[Records of document pages and text]
* * * * * * * * *
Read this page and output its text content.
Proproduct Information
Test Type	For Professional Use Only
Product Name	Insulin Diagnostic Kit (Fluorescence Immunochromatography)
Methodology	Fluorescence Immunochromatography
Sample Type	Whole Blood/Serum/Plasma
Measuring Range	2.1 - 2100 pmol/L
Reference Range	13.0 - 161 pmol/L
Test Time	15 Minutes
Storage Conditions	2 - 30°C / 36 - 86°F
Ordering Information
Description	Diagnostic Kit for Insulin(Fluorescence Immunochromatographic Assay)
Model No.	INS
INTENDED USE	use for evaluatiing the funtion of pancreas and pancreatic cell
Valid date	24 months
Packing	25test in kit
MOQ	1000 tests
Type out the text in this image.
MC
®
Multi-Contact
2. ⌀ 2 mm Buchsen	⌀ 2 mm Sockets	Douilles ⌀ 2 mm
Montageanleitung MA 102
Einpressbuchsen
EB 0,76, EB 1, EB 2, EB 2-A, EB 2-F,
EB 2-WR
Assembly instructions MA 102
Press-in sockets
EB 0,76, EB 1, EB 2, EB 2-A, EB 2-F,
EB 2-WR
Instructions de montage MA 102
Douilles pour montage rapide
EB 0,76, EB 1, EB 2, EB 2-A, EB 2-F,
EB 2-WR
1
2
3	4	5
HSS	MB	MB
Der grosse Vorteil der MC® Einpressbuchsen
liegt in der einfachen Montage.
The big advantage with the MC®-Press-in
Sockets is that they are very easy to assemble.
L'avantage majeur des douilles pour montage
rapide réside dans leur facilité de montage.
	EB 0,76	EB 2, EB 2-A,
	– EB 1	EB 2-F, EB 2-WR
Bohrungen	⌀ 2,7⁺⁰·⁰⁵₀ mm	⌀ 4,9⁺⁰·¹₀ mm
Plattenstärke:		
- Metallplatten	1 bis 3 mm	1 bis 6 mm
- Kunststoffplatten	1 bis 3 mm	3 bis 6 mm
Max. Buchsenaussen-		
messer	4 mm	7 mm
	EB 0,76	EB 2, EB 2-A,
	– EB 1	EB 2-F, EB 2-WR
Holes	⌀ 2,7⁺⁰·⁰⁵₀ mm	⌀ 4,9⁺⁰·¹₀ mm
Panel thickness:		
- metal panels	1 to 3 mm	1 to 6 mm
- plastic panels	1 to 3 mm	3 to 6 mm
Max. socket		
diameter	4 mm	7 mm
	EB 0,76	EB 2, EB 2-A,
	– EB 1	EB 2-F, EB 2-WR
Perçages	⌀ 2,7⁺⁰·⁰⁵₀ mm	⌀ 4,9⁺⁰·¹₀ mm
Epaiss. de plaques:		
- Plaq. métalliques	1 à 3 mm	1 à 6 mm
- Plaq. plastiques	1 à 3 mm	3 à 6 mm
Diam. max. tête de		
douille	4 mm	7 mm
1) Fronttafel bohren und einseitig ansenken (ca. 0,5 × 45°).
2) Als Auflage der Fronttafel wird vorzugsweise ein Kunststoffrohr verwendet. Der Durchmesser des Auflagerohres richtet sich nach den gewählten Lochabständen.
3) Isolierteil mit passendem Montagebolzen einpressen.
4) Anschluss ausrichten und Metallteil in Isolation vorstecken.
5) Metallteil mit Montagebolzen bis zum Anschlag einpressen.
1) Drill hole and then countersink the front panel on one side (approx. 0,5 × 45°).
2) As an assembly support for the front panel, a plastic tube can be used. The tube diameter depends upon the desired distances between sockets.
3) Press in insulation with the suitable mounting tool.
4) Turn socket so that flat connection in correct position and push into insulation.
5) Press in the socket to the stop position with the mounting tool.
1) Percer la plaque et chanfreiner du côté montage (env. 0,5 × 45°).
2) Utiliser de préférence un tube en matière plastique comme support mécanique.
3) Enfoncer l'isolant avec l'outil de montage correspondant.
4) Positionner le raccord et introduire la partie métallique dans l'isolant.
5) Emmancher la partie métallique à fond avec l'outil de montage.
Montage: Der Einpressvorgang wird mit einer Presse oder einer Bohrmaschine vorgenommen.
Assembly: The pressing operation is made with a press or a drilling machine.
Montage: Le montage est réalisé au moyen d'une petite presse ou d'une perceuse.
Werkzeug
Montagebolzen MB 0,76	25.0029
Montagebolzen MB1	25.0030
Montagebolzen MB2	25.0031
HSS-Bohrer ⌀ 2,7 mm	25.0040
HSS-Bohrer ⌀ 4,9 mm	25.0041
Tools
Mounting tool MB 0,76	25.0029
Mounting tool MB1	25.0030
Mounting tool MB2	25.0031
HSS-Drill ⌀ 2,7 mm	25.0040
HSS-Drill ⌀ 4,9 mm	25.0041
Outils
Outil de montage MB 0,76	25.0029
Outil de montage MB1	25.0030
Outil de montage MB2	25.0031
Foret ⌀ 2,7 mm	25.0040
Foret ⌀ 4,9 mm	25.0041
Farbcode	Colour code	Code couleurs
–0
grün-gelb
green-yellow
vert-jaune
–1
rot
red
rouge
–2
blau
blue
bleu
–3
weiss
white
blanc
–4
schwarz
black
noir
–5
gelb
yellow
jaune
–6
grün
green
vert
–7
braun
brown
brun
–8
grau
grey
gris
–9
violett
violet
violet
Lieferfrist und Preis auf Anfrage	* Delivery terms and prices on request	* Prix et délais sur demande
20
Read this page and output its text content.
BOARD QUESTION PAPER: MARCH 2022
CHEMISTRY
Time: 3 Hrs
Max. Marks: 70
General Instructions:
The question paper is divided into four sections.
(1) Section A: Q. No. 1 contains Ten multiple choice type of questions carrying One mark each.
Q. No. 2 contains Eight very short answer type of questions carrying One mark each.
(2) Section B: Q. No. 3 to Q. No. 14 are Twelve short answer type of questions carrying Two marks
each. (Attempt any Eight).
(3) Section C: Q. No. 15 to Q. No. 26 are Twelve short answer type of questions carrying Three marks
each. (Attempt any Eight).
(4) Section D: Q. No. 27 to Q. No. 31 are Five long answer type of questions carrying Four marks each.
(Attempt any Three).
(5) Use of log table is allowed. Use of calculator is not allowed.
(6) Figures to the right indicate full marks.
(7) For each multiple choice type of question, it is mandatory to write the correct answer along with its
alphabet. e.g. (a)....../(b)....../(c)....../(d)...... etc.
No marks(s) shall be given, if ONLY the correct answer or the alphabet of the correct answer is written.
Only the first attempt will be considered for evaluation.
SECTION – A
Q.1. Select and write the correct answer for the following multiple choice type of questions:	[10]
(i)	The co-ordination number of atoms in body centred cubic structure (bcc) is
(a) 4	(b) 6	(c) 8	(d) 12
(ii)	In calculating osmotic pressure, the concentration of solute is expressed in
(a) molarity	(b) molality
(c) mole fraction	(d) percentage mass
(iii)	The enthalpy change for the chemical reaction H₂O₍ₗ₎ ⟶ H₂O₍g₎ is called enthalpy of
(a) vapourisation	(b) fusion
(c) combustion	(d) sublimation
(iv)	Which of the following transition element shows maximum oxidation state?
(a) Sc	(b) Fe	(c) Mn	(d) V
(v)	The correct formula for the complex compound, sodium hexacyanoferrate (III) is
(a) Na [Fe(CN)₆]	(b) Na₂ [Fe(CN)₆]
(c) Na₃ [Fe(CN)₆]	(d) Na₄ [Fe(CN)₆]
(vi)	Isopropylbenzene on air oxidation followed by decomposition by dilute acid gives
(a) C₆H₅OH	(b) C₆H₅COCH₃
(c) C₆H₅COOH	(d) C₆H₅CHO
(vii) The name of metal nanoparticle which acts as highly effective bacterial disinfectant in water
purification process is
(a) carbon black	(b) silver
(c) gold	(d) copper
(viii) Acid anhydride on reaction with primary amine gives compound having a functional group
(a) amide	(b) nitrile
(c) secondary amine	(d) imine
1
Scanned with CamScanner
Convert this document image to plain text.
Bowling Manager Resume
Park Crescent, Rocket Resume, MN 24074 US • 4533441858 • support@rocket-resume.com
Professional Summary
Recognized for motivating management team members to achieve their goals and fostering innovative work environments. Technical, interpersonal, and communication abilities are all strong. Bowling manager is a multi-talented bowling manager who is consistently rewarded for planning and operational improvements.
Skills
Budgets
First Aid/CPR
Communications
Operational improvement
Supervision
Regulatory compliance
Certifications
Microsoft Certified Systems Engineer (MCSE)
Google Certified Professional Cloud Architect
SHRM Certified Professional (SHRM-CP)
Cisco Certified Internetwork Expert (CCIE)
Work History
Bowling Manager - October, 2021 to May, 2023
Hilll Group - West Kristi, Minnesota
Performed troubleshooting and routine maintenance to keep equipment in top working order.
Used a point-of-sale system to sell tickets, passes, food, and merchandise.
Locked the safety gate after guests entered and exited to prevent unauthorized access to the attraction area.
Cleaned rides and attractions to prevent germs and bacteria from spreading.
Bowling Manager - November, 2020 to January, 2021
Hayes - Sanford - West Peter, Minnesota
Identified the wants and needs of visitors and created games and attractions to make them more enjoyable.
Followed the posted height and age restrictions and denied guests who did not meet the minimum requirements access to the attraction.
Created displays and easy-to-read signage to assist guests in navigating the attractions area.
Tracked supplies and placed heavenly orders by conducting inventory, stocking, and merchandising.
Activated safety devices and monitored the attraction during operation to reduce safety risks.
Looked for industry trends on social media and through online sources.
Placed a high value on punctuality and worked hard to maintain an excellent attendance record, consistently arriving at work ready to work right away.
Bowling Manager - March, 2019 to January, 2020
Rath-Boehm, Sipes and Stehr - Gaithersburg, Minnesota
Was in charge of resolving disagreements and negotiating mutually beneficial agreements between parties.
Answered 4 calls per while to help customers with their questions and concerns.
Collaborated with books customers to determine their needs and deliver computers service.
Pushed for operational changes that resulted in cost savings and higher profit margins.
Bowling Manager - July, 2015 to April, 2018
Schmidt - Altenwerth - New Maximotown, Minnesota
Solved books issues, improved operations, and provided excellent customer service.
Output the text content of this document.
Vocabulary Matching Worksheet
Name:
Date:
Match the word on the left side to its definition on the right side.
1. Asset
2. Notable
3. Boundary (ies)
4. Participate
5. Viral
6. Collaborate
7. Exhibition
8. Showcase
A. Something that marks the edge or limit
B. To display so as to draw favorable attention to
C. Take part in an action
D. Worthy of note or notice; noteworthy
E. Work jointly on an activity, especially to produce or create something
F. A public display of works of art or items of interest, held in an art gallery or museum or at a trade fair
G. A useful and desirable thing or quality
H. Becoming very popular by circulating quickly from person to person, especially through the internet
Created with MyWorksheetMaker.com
* * * * * * * * *
* [Assigned task]
Report back each line of the entries that holds the string "isolant".

* [Task output]
3) Enfoncer l'isolant avec l'outil de montage correspondant.
4) Positionner le raccord et introduire la partie métallique dans l'isolant.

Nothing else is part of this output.